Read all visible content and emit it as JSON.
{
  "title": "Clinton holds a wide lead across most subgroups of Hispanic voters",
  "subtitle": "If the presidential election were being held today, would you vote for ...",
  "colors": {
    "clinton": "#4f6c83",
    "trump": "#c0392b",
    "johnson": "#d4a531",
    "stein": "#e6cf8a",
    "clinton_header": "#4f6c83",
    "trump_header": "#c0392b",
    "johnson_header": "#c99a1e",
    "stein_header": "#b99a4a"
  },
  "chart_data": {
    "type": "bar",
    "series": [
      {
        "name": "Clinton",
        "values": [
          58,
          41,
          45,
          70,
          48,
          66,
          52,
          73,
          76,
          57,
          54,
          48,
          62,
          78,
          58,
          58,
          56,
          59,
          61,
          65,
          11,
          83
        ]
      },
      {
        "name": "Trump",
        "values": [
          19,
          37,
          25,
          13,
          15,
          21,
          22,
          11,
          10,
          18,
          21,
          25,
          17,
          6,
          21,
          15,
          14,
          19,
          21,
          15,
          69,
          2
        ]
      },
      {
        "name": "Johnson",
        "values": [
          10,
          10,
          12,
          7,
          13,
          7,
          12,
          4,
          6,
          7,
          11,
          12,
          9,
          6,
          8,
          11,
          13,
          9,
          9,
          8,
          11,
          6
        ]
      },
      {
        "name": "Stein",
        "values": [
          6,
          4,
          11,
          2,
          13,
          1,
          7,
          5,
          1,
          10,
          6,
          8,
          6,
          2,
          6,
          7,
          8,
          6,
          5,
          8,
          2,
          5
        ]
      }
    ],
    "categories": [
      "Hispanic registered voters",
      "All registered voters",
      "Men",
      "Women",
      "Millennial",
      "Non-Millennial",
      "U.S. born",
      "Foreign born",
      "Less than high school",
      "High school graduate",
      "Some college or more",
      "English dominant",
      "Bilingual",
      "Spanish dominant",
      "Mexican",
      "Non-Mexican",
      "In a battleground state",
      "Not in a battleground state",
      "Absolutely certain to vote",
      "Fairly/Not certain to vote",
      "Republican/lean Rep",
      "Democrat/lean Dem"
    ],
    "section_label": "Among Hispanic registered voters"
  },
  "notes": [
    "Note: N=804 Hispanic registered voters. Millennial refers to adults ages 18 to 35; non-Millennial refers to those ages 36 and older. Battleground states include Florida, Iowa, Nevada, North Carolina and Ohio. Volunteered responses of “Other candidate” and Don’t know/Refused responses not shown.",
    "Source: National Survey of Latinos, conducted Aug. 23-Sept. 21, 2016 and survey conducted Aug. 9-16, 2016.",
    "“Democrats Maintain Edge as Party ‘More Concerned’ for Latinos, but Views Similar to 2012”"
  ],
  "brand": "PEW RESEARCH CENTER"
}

•••

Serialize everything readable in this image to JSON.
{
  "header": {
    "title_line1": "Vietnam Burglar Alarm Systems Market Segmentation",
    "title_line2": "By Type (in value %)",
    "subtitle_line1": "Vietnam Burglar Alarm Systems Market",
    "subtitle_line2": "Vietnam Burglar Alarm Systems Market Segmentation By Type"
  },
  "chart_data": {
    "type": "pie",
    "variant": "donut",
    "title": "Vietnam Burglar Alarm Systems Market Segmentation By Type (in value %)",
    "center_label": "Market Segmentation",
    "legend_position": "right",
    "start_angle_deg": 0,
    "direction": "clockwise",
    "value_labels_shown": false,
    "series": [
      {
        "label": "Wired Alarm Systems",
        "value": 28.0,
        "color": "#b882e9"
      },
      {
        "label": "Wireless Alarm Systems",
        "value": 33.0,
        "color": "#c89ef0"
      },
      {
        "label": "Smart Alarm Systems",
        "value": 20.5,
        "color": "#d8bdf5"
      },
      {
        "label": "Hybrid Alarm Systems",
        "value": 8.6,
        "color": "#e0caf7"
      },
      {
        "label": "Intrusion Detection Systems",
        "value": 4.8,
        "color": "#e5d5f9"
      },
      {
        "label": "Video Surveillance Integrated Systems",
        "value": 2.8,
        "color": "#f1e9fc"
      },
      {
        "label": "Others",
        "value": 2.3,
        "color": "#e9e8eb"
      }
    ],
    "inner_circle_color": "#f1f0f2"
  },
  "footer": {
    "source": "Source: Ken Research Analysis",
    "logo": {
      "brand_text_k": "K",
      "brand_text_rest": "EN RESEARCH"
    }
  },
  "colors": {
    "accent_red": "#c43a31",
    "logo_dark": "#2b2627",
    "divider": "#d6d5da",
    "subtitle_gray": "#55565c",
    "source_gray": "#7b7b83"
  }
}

•••

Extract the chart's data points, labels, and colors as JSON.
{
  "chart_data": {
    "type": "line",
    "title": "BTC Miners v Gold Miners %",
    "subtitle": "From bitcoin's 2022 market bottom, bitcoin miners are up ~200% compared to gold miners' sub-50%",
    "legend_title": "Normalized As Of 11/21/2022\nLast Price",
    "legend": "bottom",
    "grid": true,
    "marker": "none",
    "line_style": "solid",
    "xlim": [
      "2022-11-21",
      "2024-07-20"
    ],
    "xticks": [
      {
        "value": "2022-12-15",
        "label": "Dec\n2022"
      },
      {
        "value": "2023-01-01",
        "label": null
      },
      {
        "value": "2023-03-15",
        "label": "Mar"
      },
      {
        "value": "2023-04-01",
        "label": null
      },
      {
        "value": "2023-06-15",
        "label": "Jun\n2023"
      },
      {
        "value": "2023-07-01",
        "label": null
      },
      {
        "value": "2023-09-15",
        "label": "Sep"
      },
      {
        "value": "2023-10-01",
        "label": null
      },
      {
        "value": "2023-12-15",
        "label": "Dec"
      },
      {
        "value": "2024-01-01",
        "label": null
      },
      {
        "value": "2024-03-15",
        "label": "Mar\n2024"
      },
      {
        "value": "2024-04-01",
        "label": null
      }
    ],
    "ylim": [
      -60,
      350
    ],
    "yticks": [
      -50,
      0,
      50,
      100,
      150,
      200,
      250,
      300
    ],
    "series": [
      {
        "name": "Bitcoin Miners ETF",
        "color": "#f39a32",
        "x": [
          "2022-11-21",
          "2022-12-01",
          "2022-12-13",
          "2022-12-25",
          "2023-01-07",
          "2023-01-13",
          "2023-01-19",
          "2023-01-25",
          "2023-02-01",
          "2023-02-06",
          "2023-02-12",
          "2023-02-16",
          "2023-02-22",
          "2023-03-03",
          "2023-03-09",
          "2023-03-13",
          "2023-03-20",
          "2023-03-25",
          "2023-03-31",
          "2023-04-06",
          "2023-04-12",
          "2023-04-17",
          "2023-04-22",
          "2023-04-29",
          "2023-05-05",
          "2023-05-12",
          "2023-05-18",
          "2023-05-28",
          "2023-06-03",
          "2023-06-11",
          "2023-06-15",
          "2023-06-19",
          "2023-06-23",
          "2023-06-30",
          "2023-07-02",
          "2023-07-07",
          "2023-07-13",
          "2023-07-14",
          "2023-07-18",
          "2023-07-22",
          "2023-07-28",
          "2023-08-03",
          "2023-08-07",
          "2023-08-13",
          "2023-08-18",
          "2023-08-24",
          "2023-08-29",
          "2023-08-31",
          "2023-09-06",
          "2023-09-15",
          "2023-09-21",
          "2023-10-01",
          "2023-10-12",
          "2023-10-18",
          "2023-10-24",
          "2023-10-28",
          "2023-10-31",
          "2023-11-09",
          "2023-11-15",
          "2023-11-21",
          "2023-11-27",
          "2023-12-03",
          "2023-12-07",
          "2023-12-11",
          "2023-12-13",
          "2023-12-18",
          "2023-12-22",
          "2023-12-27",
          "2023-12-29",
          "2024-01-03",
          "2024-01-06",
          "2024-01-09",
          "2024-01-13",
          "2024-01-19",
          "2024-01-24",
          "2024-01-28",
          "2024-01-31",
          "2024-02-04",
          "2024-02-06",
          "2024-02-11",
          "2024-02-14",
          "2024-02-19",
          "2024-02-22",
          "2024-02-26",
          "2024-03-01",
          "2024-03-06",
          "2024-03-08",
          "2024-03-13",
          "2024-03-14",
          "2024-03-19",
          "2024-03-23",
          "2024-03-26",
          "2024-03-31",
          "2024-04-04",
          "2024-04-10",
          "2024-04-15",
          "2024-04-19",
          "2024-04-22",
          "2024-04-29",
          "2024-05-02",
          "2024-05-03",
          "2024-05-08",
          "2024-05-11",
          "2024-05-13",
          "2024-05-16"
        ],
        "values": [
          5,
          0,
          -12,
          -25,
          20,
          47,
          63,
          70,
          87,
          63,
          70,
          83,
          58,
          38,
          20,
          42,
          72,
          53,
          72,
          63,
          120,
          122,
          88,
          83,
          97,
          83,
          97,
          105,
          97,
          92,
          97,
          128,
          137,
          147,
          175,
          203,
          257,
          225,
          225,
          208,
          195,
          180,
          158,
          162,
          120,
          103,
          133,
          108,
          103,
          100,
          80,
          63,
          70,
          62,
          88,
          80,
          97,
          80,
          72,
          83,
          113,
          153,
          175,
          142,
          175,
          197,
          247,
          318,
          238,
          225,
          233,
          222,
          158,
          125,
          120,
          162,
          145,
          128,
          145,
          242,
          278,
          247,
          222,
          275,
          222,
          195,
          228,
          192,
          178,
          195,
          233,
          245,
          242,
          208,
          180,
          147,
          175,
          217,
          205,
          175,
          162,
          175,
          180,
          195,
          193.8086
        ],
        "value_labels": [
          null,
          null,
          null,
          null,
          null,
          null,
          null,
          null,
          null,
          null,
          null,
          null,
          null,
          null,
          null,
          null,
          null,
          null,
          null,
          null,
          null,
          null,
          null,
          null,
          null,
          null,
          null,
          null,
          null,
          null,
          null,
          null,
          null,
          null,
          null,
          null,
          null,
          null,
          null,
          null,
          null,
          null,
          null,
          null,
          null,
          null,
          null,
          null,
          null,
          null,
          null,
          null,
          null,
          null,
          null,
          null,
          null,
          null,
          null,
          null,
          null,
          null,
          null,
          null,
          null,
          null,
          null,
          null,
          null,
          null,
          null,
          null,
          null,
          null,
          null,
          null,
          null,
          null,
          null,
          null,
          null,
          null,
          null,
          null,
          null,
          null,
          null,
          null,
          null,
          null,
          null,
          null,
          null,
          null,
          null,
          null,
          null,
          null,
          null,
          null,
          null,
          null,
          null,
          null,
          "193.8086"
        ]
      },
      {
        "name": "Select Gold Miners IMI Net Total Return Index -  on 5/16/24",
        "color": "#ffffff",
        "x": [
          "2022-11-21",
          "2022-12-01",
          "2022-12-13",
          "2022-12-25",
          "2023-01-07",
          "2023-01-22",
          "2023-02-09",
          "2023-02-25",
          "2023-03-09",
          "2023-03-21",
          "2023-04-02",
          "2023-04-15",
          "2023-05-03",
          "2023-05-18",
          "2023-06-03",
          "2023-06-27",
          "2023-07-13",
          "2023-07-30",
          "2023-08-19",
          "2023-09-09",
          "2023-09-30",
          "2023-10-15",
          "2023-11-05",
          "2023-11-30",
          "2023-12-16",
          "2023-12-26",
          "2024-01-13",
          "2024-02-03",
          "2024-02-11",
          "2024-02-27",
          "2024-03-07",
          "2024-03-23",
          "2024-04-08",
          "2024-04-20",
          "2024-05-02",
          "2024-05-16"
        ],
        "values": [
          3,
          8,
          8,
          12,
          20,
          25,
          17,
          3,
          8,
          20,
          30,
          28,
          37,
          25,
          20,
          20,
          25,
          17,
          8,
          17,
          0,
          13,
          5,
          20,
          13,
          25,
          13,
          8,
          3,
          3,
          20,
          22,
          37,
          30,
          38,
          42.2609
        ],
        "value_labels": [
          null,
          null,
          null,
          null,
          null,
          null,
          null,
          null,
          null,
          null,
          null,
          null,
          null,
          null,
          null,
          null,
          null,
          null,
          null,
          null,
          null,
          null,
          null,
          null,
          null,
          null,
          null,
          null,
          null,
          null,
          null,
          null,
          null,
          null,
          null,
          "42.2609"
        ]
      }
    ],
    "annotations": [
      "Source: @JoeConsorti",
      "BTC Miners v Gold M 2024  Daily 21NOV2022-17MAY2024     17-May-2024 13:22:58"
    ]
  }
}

•••

**WHAT IS BEING ASKED**.
Track down all lines above with the string "JSON" and copy them.

**THE RESULT**.
Read all visible content and emit it as JSON.
Serialize everything readable in this image to JSON.
Extract the chart's data points, labels, and colors as JSON.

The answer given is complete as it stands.